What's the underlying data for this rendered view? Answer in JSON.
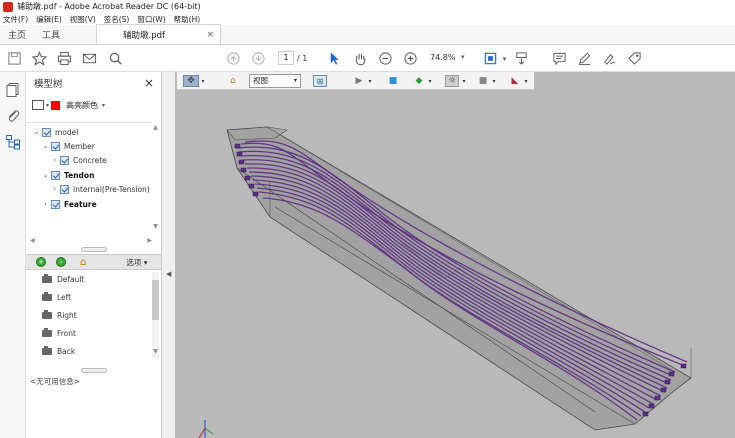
{
  "window": {
    "title": "辅助墩.pdf - Adobe Acrobat Reader DC (64-bit)"
  },
  "menu": [
    "文件(F)",
    "编辑(E)",
    "视图(V)",
    "签名(S)",
    "窗口(W)",
    "帮助(H)"
  ],
  "tabs": {
    "home": "主页",
    "tools": "工具",
    "document": "辅助墩.pdf",
    "close": "×"
  },
  "toolbar": {
    "page_current": "1",
    "page_total": "/ 1",
    "zoom": "74.8%"
  },
  "model_tree": {
    "title": "模型树",
    "close": "×",
    "highlight_label": "高亮颜色",
    "highlight_color": "#ff0000",
    "nodes": [
      {
        "label": "model",
        "expanded": true,
        "bold": false
      },
      {
        "label": "Member",
        "expanded": true,
        "bold": false
      },
      {
        "label": "Concrete",
        "expanded": false,
        "bold": false
      },
      {
        "label": "Tendon",
        "expanded": true,
        "bold": true
      },
      {
        "label": "Internal(Pre-Tension)",
        "expanded": false,
        "bold": false
      },
      {
        "label": "Feature",
        "expanded": false,
        "bold": true
      }
    ]
  },
  "views_panel": {
    "options_label": "选项",
    "views": [
      "Default",
      "Left",
      "Right",
      "Front",
      "Back"
    ],
    "no_info": "<无可用信息>"
  },
  "viewer3d": {
    "view_select": "视图"
  },
  "colors": {
    "tendon": "#5b2c83",
    "viewport_bg": "#b9b9b9",
    "check_blue": "#1d5fb0"
  }
}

********************

• _AIM_
Pictures stay out; repeat all the rest of the records exactly.

• _ANSWER FOR THIS EXERCISE_
What's the underlying data for this rendered view? Answer in JSON.
{
  "window": {
    "title": "辅助墩.pdf - Adobe Acrobat Reader DC (64-bit)"
  },
  "menu": [
    "文件(F)",
    "编辑(E)",
    "视图(V)",
    "签名(S)",
    "窗口(W)",
    "帮助(H)"
  ],
  "tabs": {
    "home": "主页",
    "tools": "工具",
    "document": "辅助墩.pdf",
    "close": "×"
  },
  "toolbar": {
    "page_current": "1",
    "page_total": "/ 1",
    "zoom": "74.8%"
  },
  "model_tree": {
    "title": "模型树",
    "close": "×",
    "highlight_label": "高亮颜色",
    "highlight_color": "#ff0000",
    "nodes": [
      {
        "label": "model",
        "expanded": true,
        "bold": false
      },
      {
        "label": "Member",
        "expanded": true,
        "bold": false
      },
      {
        "label": "Concrete",
        "expanded": false,
        "bold": false
      },
      {
        "label": "Tendon",
        "expanded": true,
        "bold": true
      },
      {
        "label": "Internal(Pre-Tension)",
        "expanded": false,
        "bold": false
      },
      {
        "label": "Feature",
        "expanded": false,
        "bold": true
      }
    ]
  },
  "views_panel": {
    "options_label": "选项",
    "views": [
      "Default",
      "Left",
      "Right",
      "Front",
      "Back"
    ],
    "no_info": "<无可用信息>"
  },
  "viewer3d": {
    "view_select": "视图"
  },
  "colors": {
    "tendon": "#5b2c83",
    "viewport_bg": "#b9b9b9",
    "check_blue": "#1d5fb0"
  }
}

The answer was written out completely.